In the entries below, find every line with "responses" and copy it.

* begin *

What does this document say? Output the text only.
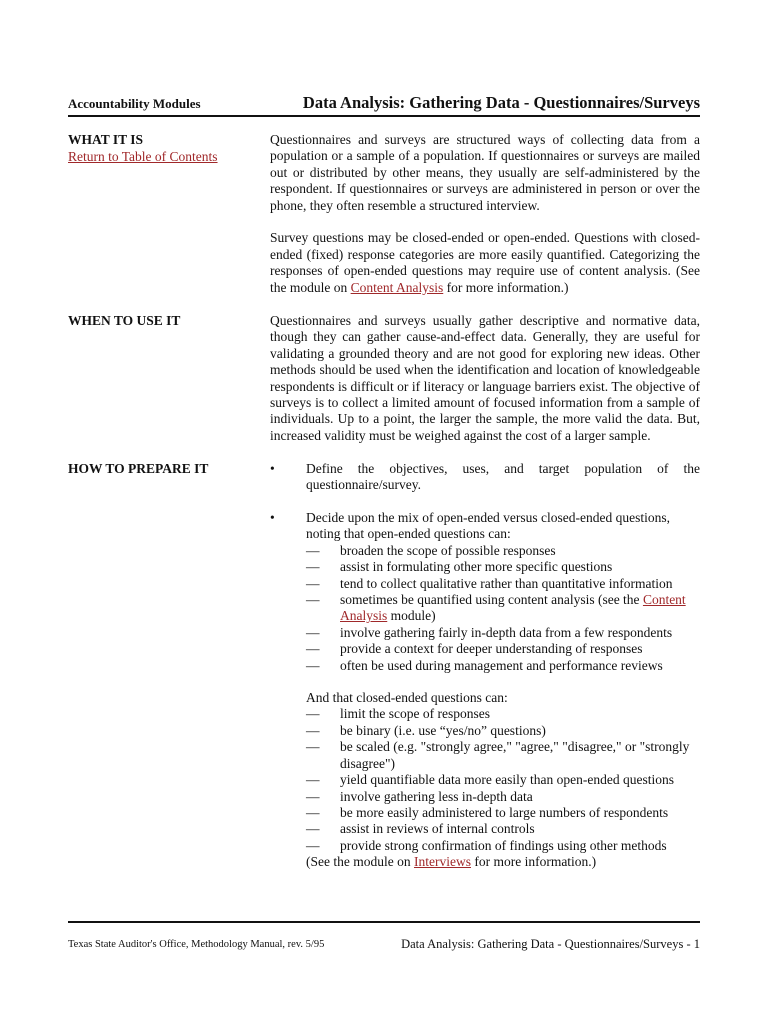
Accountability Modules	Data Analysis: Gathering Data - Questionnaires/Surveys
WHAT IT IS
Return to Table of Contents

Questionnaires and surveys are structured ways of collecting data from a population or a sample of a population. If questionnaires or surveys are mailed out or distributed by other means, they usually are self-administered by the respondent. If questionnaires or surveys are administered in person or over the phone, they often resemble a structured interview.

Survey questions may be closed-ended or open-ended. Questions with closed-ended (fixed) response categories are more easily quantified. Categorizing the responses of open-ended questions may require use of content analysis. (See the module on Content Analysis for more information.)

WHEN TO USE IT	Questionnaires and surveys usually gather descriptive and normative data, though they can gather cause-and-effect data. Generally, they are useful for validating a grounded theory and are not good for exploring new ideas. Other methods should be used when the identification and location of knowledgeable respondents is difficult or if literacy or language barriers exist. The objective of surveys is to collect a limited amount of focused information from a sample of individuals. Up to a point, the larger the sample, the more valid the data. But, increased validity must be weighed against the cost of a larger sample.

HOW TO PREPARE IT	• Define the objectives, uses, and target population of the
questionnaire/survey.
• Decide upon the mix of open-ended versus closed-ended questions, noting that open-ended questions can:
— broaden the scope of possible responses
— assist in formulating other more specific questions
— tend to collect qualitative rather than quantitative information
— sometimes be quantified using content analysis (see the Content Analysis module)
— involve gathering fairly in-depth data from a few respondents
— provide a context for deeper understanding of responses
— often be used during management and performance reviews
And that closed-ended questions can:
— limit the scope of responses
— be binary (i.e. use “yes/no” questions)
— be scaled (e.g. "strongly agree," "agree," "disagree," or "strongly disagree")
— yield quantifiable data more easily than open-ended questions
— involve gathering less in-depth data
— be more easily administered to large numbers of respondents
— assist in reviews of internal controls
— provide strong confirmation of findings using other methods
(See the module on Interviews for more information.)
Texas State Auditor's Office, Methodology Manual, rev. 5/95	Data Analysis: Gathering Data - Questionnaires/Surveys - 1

* end *

#### Exercise solution:
Survey questions may be closed-ended or open-ended. Questions with closed-ended (fixed) response categories are more easily quantified. Categorizing the responses of open-ended questions may require use of content analysis. (See the module on Content Analysis for more information.)
— broaden the scope of possible responses
— provide a context for deeper understanding of responses
— limit the scope of responses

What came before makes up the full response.